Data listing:
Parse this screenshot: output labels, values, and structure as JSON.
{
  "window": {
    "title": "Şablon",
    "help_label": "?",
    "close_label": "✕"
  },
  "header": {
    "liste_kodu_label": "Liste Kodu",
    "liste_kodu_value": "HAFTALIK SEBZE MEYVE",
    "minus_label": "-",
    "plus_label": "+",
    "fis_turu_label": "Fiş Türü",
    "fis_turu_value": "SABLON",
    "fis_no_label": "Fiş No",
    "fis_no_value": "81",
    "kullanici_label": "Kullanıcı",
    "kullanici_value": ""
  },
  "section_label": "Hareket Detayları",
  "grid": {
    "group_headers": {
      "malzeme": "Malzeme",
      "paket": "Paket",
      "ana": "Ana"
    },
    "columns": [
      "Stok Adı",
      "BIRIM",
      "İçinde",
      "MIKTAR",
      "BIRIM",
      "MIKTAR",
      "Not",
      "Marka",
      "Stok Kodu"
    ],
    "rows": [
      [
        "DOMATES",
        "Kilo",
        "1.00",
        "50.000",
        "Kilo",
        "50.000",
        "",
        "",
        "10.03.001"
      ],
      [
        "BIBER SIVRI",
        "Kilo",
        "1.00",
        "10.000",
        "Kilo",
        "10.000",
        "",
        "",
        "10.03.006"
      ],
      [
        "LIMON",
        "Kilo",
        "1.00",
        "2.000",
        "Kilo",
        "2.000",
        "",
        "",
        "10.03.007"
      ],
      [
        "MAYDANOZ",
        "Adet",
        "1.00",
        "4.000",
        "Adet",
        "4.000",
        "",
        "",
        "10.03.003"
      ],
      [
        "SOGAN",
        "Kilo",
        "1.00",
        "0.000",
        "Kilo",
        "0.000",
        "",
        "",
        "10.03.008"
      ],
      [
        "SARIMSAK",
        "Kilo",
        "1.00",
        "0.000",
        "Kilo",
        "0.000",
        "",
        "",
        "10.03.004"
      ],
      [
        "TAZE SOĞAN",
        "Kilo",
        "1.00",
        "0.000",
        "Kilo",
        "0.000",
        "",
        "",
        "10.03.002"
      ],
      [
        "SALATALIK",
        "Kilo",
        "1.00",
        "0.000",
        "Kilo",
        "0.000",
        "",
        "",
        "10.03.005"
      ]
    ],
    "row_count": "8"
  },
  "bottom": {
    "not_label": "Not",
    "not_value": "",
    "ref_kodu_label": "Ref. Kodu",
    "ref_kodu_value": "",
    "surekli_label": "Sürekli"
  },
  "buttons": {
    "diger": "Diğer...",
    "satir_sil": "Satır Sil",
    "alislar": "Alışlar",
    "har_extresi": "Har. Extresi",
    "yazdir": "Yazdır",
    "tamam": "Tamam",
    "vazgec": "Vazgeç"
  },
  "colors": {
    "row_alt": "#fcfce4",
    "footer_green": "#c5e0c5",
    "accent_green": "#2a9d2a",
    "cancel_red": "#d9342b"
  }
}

### Exercise task
Repeat all entries. Match them exactly.

### Written answer
Parse this screenshot: output labels, values, and structure as JSON.
{
  "window": {
    "title": "Şablon",
    "help_label": "?",
    "close_label": "✕"
  },
  "header": {
    "liste_kodu_label": "Liste Kodu",
    "liste_kodu_value": "HAFTALIK SEBZE MEYVE",
    "minus_label": "-",
    "plus_label": "+",
    "fis_turu_label": "Fiş Türü",
    "fis_turu_value": "SABLON",
    "fis_no_label": "Fiş No",
    "fis_no_value": "81",
    "kullanici_label": "Kullanıcı",
    "kullanici_value": ""
  },
  "section_label": "Hareket Detayları",
  "grid": {
    "group_headers": {
      "malzeme": "Malzeme",
      "paket": "Paket",
      "ana": "Ana"
    },
    "columns": [
      "Stok Adı",
      "BIRIM",
      "İçinde",
      "MIKTAR",
      "BIRIM",
      "MIKTAR",
      "Not",
      "Marka",
      "Stok Kodu"
    ],
    "rows": [
      [
        "DOMATES",
        "Kilo",
        "1.00",
        "50.000",
        "Kilo",
        "50.000",
        "",
        "",
        "10.03.001"
      ],
      [
        "BIBER SIVRI",
        "Kilo",
        "1.00",
        "10.000",
        "Kilo",
        "10.000",
        "",
        "",
        "10.03.006"
      ],
      [
        "LIMON",
        "Kilo",
        "1.00",
        "2.000",
        "Kilo",
        "2.000",
        "",
        "",
        "10.03.007"
      ],
      [
        "MAYDANOZ",
        "Adet",
        "1.00",
        "4.000",
        "Adet",
        "4.000",
        "",
        "",
        "10.03.003"
      ],
      [
        "SOGAN",
        "Kilo",
        "1.00",
        "0.000",
        "Kilo",
        "0.000",
        "",
        "",
        "10.03.008"
      ],
      [
        "SARIMSAK",
        "Kilo",
        "1.00",
        "0.000",
        "Kilo",
        "0.000",
        "",
        "",
        "10.03.004"
      ],
      [
        "TAZE SOĞAN",
        "Kilo",
        "1.00",
        "0.000",
        "Kilo",
        "0.000",
        "",
        "",
        "10.03.002"
      ],
      [
        "SALATALIK",
        "Kilo",
        "1.00",
        "0.000",
        "Kilo",
        "0.000",
        "",
        "",
        "10.03.005"
      ]
    ],
    "row_count": "8"
  },
  "bottom": {
    "not_label": "Not",
    "not_value": "",
    "ref_kodu_label": "Ref. Kodu",
    "ref_kodu_value": "",
    "surekli_label": "Sürekli"
  },
  "buttons": {
    "diger": "Diğer...",
    "satir_sil": "Satır Sil",
    "alislar": "Alışlar",
    "har_extresi": "Har. Extresi",
    "yazdir": "Yazdır",
    "tamam": "Tamam",
    "vazgec": "Vazgeç"
  },
  "colors": {
    "row_alt": "#fcfce4",
    "footer_green": "#c5e0c5",
    "accent_green": "#2a9d2a",
    "cancel_red": "#d9342b"
  }
}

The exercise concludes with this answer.